■ Directions for this task: Send back the records in full, character for character.

#### Input ####

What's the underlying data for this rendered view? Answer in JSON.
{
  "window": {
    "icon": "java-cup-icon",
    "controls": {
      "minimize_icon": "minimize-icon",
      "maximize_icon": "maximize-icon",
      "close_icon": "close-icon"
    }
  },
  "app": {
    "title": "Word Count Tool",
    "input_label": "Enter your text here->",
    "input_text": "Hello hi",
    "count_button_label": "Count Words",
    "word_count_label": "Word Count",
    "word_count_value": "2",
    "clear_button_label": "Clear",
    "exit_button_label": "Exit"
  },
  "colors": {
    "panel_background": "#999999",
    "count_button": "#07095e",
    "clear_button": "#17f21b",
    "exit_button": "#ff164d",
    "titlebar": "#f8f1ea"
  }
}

####

■ Solution below:
What's the underlying data for this rendered view? Answer in JSON.
{
  "window": {
    "icon": "java-cup-icon",
    "controls": {
      "minimize_icon": "minimize-icon",
      "maximize_icon": "maximize-icon",
      "close_icon": "close-icon"
    }
  },
  "app": {
    "title": "Word Count Tool",
    "input_label": "Enter your text here->",
    "input_text": "Hello hi",
    "count_button_label": "Count Words",
    "word_count_label": "Word Count",
    "word_count_value": "2",
    "clear_button_label": "Clear",
    "exit_button_label": "Exit"
  },
  "colors": {
    "panel_background": "#999999",
    "count_button": "#07095e",
    "clear_button": "#17f21b",
    "exit_button": "#ff164d",
    "titlebar": "#f8f1ea"
  }
}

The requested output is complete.